- Exercise aim -
Show every line containing "phòng" by copying it.

--- start Provided information ---

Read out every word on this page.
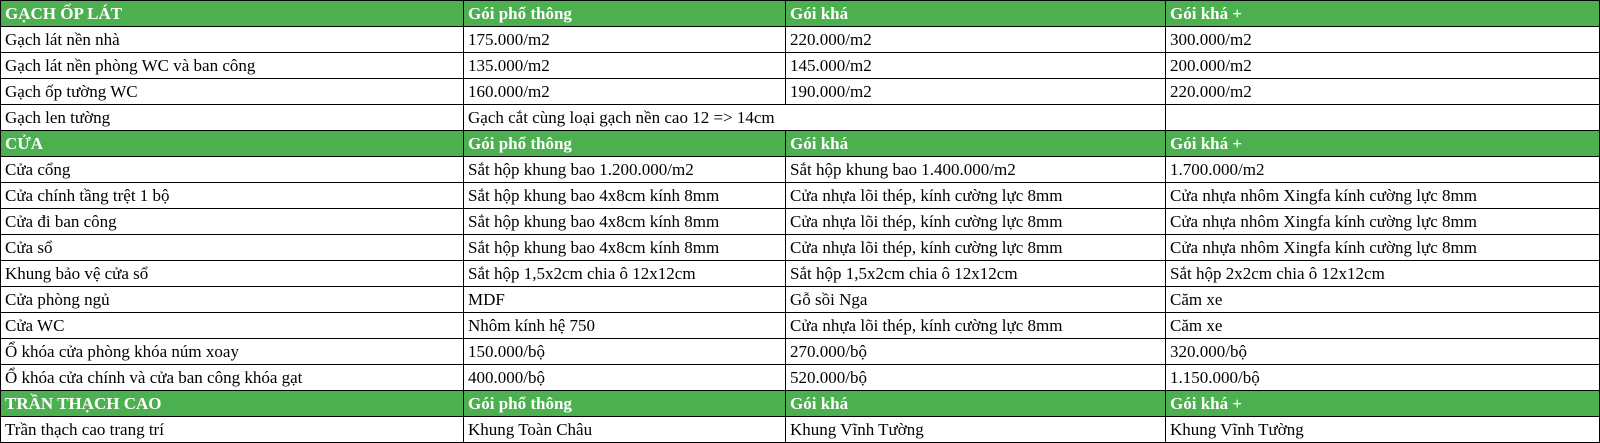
GẠCH ỐP LÁT	Gói phổ thông	Gói khá	Gói khá +
Gạch lát nền nhà	175.000/m2	220.000/m2	300.000/m2
Gạch lát nền phòng WC và ban công	135.000/m2	145.000/m2	200.000/m2
Gạch ốp tường WC	160.000/m2	190.000/m2	220.000/m2
Gạch len tường	Gạch cắt cùng loại gạch nền cao 12 => 14cm		
CỬA	Gói phổ thông	Gói khá	Gói khá +
Cửa cổng	Sắt hộp khung bao 1.200.000/m2	Sắt hộp khung bao 1.400.000/m2	1.700.000/m2
Cửa chính tầng trệt 1 bộ	Sắt hộp khung bao 4x8cm kính 8mm	Cửa nhựa lõi thép, kính cường lực 8mm	Cửa nhựa nhôm Xingfa kính cường lực 8mm
Cửa đi ban công	Sắt hộp khung bao 4x8cm kính 8mm	Cửa nhựa lõi thép, kính cường lực 8mm	Cửa nhựa nhôm Xingfa kính cường lực 8mm
Cửa sổ	Sắt hộp khung bao 4x8cm kính 8mm	Cửa nhựa lõi thép, kính cường lực 8mm	Cửa nhựa nhôm Xingfa kính cường lực 8mm
Khung bảo vệ cửa sổ	Sắt hộp 1,5x2cm chia ô 12x12cm	Sắt hộp 1,5x2cm chia ô 12x12cm	Sắt hộp 2x2cm chia ô 12x12cm
Cửa phòng ngủ	MDF	Gỗ sồi Nga	Căm xe
Cửa WC	Nhôm kính hệ 750	Cửa nhựa lõi thép, kính cường lực 8mm	Căm xe
Ổ khóa cửa phòng khóa núm xoay	150.000/bộ	270.000/bộ	320.000/bộ
Ổ khóa cửa chính và cửa ban công khóa gạt	400.000/bộ	520.000/bộ	1.150.000/bộ
TRẦN THẠCH CAO	Gói phổ thông	Gói khá	Gói khá +
Trần thạch cao trang trí	Khung Toàn Châu	Khung Vĩnh Tường	Khung Vĩnh Tường
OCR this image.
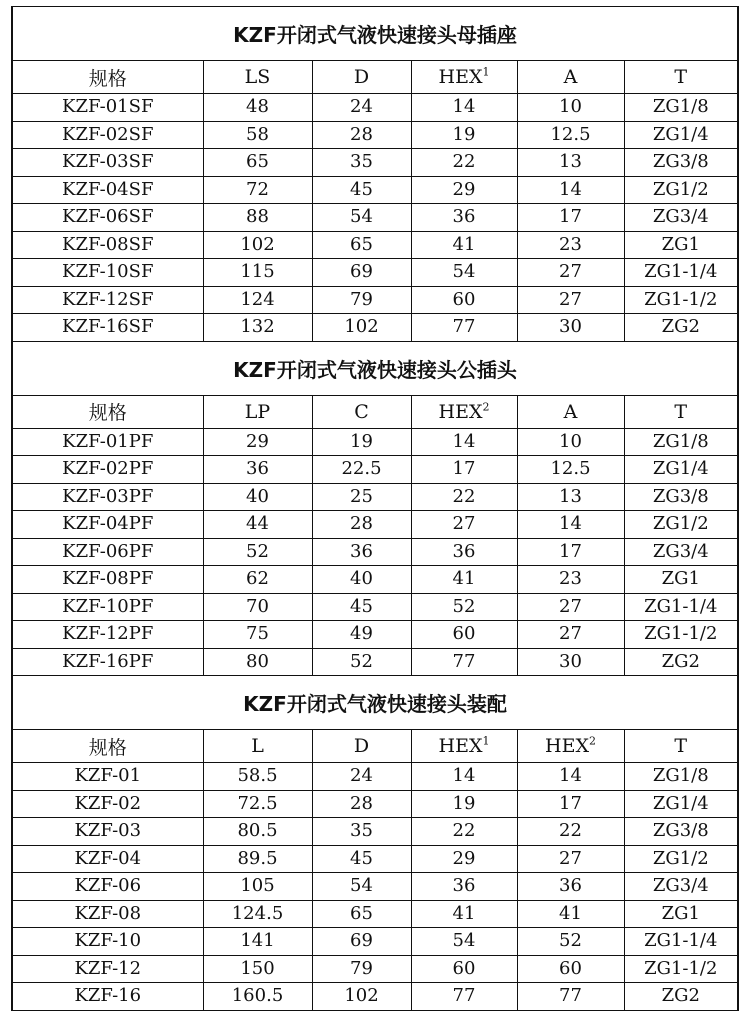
KZF开闭式气液快速接头母插座					
规格	LS	D	HEX$^1$	A	T
KZF-01SF	48	24	14	10	ZG1/8
KZF-02SF	58	28	19	12.5	ZG1/4
KZF-03SF	65	35	22	13	ZG3/8
KZF-04SF	72	45	29	14	ZG1/2
KZF-06SF	88	54	36	17	ZG3/4
KZF-08SF	102	65	41	23	ZG1
KZF-10SF	115	69	54	27	ZG1-1/4
KZF-12SF	124	79	60	27	ZG1-1/2
KZF-16SF	132	102	77	30	ZG2
KZF开闭式气液快速接头公插头					
规格	LP	C	HEX$^2$	A	T
KZF-01PF	29	19	14	10	ZG1/8
KZF-02PF	36	22.5	17	12.5	ZG1/4
KZF-03PF	40	25	22	13	ZG3/8
KZF-04PF	44	28	27	14	ZG1/2
KZF-06PF	52	36	36	17	ZG3/4
KZF-08PF	62	40	41	23	ZG1
KZF-10PF	70	45	52	27	ZG1-1/4
KZF-12PF	75	49	60	27	ZG1-1/2
KZF-16PF	80	52	77	30	ZG2
KZF开闭式气液快速接头装配					
规格	L	D	HEX$^1$	HEX$^2$	T
KZF-01	58.5	24	14	14	ZG1/8
KZF-02	72.5	28	19	17	ZG1/4
KZF-03	80.5	35	22	22	ZG3/8
KZF-04	89.5	45	29	27	ZG1/2
KZF-06	105	54	36	36	ZG3/4
KZF-08	124.5	65	41	41	ZG1
KZF-10	141	69	54	52	ZG1-1/4
KZF-12	150	79	60	60	ZG1-1/2
KZF-16	160.5	102	77	77	ZG2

--- end Provided information ---

- Full solution -
Gạch lát nền phòng WC và ban công	135.000/m2	145.000/m2	200.000/m2
Cửa phòng ngủ	MDF	Gỗ sồi Nga	Căm xe
Ổ khóa cửa phòng khóa núm xoay	150.000/bộ	270.000/bộ	320.000/bộ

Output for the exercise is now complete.